§ **Written request**: Copy each line of the records that holds the string "from".
===============
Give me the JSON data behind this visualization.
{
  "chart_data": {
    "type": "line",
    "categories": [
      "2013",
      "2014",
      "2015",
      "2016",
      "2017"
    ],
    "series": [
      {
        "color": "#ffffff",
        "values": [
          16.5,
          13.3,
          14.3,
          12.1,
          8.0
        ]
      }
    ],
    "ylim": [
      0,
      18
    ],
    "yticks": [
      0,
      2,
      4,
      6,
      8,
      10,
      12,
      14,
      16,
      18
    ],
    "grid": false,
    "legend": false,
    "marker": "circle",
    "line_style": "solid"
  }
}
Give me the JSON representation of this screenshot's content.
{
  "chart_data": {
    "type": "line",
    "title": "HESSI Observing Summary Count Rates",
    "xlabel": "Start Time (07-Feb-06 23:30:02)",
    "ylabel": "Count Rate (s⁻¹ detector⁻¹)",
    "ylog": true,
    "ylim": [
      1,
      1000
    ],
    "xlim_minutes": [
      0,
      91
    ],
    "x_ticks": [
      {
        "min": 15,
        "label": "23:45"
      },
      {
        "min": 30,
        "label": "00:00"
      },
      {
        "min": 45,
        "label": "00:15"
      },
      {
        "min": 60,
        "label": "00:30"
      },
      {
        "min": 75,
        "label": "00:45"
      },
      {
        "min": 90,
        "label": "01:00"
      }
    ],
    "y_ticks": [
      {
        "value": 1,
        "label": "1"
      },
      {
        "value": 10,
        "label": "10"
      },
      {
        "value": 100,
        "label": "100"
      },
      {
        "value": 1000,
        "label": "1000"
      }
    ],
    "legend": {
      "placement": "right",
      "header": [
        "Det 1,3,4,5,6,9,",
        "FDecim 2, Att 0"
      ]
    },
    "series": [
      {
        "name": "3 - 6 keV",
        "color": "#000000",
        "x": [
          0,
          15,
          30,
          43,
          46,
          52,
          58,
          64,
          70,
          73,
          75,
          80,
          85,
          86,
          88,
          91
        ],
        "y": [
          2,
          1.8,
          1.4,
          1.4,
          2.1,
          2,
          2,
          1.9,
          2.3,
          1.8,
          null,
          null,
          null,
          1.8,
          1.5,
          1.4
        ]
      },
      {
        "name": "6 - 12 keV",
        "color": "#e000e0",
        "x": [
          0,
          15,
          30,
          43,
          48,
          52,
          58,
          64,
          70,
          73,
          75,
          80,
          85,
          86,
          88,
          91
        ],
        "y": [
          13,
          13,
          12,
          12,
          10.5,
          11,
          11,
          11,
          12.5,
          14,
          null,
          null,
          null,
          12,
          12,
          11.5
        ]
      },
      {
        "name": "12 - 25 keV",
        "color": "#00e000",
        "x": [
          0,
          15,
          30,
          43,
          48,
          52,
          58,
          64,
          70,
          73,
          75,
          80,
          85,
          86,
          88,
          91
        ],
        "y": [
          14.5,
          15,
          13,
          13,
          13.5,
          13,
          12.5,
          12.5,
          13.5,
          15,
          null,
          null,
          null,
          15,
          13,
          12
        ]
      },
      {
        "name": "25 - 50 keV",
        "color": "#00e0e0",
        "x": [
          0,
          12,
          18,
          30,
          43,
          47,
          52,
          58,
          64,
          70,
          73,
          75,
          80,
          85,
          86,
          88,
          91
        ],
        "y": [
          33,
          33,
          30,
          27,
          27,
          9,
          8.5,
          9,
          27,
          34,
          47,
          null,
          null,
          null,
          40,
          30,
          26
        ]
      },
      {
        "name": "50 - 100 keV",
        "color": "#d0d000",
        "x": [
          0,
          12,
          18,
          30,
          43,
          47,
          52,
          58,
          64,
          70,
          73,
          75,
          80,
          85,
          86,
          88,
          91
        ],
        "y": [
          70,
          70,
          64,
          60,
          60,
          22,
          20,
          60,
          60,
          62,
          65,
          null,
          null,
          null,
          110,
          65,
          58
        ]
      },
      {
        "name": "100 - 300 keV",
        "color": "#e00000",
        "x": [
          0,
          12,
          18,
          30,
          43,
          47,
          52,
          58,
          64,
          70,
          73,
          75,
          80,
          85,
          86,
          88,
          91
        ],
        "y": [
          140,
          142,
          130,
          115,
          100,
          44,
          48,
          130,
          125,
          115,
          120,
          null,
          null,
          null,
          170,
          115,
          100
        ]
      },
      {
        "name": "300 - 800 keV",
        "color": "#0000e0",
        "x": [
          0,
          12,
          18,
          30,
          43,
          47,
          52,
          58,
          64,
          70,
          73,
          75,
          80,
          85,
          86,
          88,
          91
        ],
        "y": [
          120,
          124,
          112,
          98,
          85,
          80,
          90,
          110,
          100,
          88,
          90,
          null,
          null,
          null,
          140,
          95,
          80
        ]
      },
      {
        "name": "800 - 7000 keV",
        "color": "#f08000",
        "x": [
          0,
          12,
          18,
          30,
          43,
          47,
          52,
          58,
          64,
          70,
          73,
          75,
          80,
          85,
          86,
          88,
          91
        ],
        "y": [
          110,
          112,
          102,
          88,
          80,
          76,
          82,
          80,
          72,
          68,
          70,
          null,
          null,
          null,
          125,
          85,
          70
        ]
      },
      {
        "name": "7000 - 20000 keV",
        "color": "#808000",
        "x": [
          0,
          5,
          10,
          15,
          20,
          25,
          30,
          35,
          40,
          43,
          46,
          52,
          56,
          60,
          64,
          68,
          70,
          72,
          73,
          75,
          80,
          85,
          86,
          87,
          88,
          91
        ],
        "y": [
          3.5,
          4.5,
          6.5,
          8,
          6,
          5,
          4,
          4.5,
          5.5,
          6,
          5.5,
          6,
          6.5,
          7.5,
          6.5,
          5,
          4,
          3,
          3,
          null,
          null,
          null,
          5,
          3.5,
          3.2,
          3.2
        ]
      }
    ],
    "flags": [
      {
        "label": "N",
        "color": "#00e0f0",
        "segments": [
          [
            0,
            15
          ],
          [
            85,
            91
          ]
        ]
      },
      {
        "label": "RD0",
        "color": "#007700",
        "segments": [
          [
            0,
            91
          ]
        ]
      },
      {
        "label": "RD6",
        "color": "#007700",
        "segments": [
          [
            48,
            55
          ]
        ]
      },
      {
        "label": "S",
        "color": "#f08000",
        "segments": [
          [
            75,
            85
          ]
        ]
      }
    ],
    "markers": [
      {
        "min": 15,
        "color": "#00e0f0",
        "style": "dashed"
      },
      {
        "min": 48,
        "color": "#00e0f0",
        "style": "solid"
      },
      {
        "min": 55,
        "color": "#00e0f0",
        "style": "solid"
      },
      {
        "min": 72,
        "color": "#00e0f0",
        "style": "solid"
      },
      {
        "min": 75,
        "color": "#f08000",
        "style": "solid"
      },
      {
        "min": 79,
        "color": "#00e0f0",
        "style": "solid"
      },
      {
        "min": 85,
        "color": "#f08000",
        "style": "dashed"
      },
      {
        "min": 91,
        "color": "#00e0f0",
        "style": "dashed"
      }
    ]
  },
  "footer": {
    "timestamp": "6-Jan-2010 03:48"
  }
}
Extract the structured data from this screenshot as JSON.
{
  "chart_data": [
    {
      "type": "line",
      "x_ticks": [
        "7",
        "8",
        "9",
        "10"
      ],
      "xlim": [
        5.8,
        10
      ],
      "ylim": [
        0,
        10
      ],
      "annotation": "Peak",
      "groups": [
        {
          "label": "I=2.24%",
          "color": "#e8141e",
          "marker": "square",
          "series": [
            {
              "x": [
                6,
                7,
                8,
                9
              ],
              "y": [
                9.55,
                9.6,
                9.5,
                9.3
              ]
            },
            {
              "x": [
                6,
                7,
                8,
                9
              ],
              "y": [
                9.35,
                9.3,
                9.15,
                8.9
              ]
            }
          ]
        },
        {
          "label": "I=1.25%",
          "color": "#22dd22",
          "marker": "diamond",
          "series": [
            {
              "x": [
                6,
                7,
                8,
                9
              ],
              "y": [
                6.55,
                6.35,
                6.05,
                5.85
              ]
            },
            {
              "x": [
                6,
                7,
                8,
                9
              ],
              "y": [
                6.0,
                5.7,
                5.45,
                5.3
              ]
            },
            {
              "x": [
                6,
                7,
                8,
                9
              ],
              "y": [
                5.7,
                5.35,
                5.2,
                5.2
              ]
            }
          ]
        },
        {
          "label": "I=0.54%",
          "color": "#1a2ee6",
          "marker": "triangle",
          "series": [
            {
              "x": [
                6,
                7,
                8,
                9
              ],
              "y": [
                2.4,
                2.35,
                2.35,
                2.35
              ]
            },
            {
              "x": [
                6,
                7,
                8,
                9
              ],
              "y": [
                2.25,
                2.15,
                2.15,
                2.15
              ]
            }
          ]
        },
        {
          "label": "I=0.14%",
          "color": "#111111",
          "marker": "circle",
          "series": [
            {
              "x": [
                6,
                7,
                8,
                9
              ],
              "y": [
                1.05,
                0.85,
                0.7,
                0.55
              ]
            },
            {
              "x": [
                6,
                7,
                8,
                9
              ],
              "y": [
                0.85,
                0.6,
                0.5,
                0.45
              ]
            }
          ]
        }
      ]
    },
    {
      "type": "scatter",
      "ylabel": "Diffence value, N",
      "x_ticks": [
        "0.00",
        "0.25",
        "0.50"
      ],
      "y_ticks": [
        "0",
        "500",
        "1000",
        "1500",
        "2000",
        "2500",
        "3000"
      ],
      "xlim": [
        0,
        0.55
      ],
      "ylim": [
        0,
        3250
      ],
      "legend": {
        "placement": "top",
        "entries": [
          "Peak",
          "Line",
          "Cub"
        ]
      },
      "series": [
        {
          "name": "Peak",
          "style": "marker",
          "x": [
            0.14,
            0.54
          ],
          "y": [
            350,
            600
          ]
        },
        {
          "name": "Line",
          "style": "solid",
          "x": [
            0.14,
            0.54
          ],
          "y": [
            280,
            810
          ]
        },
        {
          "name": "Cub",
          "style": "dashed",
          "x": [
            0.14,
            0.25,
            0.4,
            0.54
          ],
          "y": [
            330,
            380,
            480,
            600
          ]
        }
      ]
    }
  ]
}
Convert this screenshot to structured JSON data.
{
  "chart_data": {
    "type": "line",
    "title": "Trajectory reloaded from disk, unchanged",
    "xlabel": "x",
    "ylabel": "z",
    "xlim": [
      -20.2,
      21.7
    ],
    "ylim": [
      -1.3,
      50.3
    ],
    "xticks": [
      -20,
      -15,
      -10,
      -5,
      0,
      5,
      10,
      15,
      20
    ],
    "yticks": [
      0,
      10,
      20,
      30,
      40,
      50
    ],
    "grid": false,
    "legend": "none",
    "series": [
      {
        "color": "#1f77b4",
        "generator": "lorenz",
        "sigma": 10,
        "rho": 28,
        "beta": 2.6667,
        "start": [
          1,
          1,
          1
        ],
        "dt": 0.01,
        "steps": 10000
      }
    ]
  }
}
===============
§ **Written answer**:
Extract the structured data from this screenshot as JSON.
    "title": "Trajectory reloaded from disk, unchanged",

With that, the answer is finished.